>> Begin

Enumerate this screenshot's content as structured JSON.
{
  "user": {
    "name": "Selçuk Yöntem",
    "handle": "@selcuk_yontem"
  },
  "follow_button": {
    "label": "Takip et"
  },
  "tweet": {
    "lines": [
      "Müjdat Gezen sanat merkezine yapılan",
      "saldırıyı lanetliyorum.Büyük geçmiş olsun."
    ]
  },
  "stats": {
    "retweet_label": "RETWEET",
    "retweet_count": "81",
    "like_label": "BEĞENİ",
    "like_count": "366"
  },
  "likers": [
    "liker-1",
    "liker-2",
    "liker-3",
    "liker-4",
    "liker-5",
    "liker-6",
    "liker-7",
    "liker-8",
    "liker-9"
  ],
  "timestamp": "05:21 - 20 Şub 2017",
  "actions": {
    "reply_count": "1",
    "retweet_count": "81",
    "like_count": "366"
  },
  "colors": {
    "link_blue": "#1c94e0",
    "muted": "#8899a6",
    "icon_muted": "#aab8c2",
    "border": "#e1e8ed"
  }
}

>> End

Copy down the material exactly as written.

Enumerate this screenshot's content as structured JSON.
{
  "user": {
    "name": "Selçuk Yöntem",
    "handle": "@selcuk_yontem"
  },
  "follow_button": {
    "label": "Takip et"
  },
  "tweet": {
    "lines": [
      "Müjdat Gezen sanat merkezine yapılan",
      "saldırıyı lanetliyorum.Büyük geçmiş olsun."
    ]
  },
  "stats": {
    "retweet_label": "RETWEET",
    "retweet_count": "81",
    "like_label": "BEĞENİ",
    "like_count": "366"
  },
  "likers": [
    "liker-1",
    "liker-2",
    "liker-3",
    "liker-4",
    "liker-5",
    "liker-6",
    "liker-7",
    "liker-8",
    "liker-9"
  ],
  "timestamp": "05:21 - 20 Şub 2017",
  "actions": {
    "reply_count": "1",
    "retweet_count": "81",
    "like_count": "366"
  },
  "colors": {
    "link_blue": "#1c94e0",
    "muted": "#8899a6",
    "icon_muted": "#aab8c2",
    "border": "#e1e8ed"
  }
}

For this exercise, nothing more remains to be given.